Exercise: Restate each entry word for word, leaving nothing out.

Records contained in a dataset:
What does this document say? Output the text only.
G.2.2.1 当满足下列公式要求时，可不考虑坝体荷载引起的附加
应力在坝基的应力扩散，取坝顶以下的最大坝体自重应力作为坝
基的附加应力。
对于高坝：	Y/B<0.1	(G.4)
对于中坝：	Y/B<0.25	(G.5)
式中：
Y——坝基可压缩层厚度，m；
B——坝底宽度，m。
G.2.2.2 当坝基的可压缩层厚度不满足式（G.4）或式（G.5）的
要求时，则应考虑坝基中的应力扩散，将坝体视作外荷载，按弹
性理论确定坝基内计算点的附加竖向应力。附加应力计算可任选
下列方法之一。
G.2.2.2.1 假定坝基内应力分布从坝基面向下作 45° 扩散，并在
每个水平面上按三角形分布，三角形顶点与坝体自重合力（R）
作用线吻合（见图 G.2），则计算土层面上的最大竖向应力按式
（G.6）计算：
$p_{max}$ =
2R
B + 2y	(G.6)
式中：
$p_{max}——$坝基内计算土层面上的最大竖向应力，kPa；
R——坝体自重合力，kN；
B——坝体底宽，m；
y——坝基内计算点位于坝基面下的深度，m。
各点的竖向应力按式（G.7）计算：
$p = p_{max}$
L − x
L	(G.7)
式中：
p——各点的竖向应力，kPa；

Task response:
What does this document say? Output the text only.
G.2.2.1 当满足下列公式要求时，可不考虑坝体荷载引起的附加
应力在坝基的应力扩散，取坝顶以下的最大坝体自重应力作为坝
基的附加应力。
对于高坝：	Y/B<0.1	(G.4)
对于中坝：	Y/B<0.25	(G.5)
式中：
Y——坝基可压缩层厚度，m；
B——坝底宽度，m。
G.2.2.2 当坝基的可压缩层厚度不满足式（G.4）或式（G.5）的
要求时，则应考虑坝基中的应力扩散，将坝体视作外荷载，按弹
性理论确定坝基内计算点的附加竖向应力。附加应力计算可任选
下列方法之一。
G.2.2.2.1 假定坝基内应力分布从坝基面向下作 45° 扩散，并在
每个水平面上按三角形分布，三角形顶点与坝体自重合力（R）
作用线吻合（见图 G.2），则计算土层面上的最大竖向应力按式
（G.6）计算：
$p_{max}$ =
2R
B + 2y	(G.6)
式中：
$p_{max}——$坝基内计算土层面上的最大竖向应力，kPa；
R——坝体自重合力，kN；
B——坝体底宽，m；
y——坝基内计算点位于坝基面下的深度，m。
各点的竖向应力按式（G.7）计算：
$p = p_{max}$
L − x
L	(G.7)
式中：
p——各点的竖向应力，kPa；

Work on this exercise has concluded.